▶ Description of the task
Select the lines that contain "above" and copy each of them.

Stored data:
[start]
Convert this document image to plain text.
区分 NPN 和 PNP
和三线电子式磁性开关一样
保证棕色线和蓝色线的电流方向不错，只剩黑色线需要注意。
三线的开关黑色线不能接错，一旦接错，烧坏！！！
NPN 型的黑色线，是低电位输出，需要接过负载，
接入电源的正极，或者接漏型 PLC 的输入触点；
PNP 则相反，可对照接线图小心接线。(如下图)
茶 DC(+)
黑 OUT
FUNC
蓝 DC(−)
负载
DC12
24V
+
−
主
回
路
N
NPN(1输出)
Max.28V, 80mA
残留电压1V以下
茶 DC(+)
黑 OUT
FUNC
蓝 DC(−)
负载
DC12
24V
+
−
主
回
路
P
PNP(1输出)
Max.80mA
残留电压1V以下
[end]
[start]
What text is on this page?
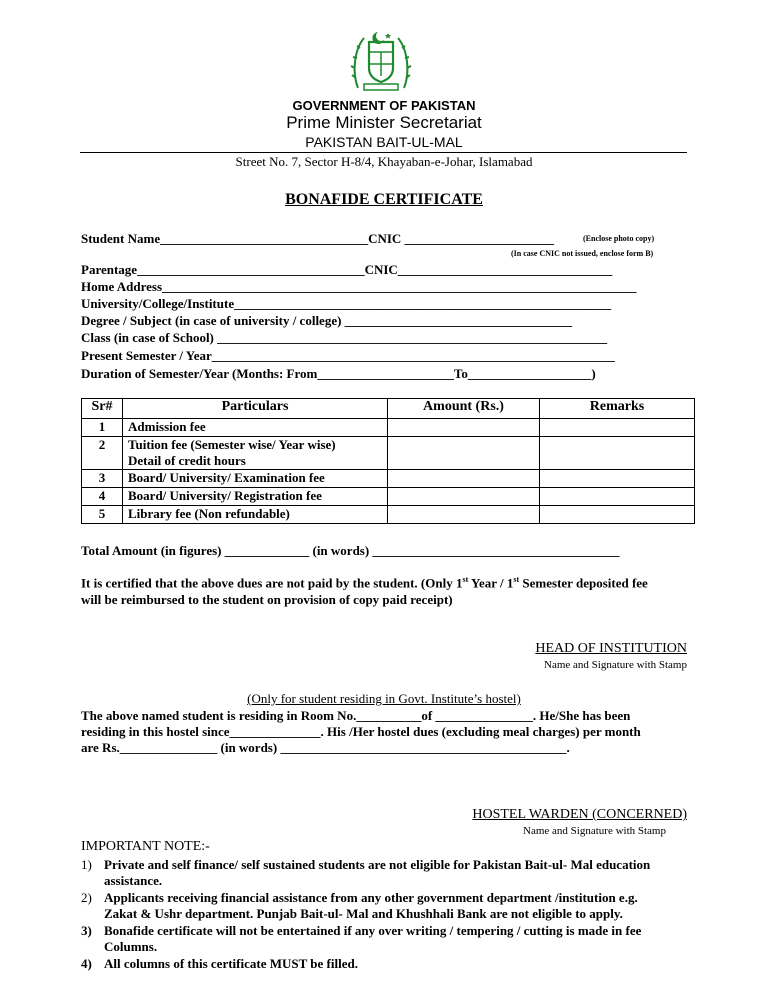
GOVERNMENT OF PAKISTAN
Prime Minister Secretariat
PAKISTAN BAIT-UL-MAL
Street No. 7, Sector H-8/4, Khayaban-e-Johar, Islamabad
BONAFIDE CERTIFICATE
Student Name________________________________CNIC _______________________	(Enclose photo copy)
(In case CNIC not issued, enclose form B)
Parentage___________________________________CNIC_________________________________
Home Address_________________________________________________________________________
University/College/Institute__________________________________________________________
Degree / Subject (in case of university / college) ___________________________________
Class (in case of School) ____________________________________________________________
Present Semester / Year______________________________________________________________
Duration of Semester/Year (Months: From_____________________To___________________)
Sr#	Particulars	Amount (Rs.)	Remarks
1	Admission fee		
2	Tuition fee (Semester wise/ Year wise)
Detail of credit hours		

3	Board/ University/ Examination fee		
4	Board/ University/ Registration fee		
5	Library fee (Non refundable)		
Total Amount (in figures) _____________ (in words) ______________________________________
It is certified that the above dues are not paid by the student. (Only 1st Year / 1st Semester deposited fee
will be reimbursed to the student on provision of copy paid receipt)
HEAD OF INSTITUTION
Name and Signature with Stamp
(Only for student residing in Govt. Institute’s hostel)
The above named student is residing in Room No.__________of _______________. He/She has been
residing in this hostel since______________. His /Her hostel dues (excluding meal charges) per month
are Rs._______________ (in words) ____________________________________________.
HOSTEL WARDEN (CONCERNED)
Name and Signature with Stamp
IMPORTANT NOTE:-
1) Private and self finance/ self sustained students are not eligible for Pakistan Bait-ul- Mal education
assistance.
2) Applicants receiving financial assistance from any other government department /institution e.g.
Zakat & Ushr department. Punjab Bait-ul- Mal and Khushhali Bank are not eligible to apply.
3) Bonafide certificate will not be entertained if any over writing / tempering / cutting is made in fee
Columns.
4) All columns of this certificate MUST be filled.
[end]
[start]
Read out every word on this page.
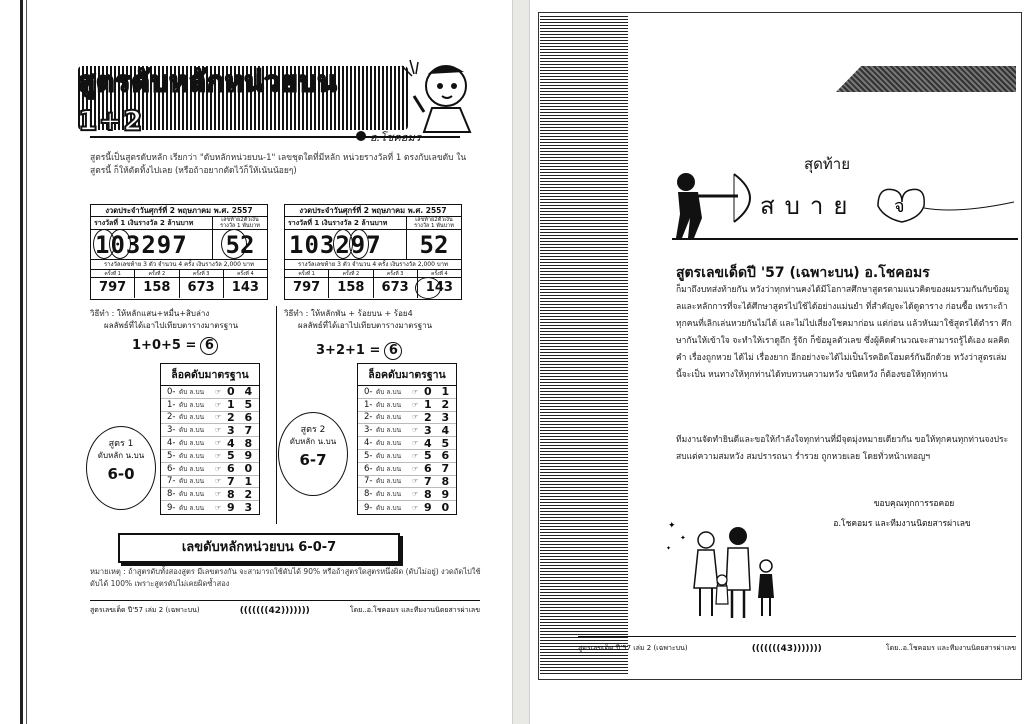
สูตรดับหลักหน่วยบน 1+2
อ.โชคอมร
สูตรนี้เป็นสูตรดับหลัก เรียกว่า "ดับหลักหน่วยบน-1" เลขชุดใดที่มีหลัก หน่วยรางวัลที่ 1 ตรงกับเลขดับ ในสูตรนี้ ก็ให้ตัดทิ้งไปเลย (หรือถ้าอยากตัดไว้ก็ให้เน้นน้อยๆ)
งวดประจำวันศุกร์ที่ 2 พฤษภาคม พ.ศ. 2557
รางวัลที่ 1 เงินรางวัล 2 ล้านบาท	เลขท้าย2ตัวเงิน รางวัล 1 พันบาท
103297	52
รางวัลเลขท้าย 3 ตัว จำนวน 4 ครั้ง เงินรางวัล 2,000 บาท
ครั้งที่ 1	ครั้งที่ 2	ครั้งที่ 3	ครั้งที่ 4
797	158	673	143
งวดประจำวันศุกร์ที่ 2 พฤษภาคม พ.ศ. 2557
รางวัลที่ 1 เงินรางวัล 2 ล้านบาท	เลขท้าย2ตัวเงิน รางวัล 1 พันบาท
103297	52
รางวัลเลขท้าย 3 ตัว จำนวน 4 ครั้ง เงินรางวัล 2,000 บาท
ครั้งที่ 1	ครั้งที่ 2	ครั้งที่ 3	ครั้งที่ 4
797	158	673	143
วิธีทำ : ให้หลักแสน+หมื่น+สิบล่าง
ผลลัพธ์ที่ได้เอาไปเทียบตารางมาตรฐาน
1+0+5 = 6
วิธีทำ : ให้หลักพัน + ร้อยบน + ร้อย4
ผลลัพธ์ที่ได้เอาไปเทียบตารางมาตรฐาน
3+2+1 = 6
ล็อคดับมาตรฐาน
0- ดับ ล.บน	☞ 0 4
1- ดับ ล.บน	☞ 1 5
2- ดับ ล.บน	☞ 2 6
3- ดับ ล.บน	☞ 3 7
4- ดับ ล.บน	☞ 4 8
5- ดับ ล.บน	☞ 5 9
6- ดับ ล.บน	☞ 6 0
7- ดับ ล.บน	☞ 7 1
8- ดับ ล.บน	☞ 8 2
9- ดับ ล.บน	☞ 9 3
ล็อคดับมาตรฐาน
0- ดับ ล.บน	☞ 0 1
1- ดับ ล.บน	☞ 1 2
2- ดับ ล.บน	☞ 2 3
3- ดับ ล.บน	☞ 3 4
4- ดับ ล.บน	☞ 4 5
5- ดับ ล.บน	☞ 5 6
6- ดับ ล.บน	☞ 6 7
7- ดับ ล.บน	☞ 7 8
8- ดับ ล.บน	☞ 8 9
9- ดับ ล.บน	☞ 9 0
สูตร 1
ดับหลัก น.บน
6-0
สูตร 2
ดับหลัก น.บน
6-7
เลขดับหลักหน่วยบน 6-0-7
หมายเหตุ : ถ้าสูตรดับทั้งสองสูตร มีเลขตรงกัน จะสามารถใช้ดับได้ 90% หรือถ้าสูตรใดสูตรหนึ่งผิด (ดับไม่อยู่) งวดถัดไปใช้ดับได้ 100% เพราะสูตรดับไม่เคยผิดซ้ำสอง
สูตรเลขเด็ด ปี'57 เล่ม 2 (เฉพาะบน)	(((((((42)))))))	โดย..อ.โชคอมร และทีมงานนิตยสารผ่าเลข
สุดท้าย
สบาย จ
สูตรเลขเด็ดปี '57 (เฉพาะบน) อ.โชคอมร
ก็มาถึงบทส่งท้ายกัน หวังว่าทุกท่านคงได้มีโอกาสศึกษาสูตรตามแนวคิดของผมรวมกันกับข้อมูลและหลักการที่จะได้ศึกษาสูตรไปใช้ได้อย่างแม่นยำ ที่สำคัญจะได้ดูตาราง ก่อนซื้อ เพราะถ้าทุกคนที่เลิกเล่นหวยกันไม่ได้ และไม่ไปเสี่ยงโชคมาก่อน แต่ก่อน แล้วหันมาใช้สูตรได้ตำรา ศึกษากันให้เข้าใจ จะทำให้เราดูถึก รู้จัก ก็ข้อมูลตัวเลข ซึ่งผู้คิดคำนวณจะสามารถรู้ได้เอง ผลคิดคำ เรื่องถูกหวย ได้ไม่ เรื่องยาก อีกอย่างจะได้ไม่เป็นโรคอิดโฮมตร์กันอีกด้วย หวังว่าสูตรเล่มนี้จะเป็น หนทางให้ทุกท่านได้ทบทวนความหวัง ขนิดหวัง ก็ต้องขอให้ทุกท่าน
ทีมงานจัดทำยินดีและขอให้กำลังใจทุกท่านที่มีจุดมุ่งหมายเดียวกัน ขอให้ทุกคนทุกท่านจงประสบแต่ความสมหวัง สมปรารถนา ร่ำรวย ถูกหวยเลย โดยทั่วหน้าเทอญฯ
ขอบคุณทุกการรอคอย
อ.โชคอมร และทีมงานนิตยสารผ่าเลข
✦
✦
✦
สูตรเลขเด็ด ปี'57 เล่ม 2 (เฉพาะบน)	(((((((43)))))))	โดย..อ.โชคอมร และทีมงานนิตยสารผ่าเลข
[end]
▶ Answer in full
It is certified that the above dues are not paid by the student. (Only 1st Year / 1st Semester deposited fee
The above named student is residing in Room No.__________of _______________. He/She has been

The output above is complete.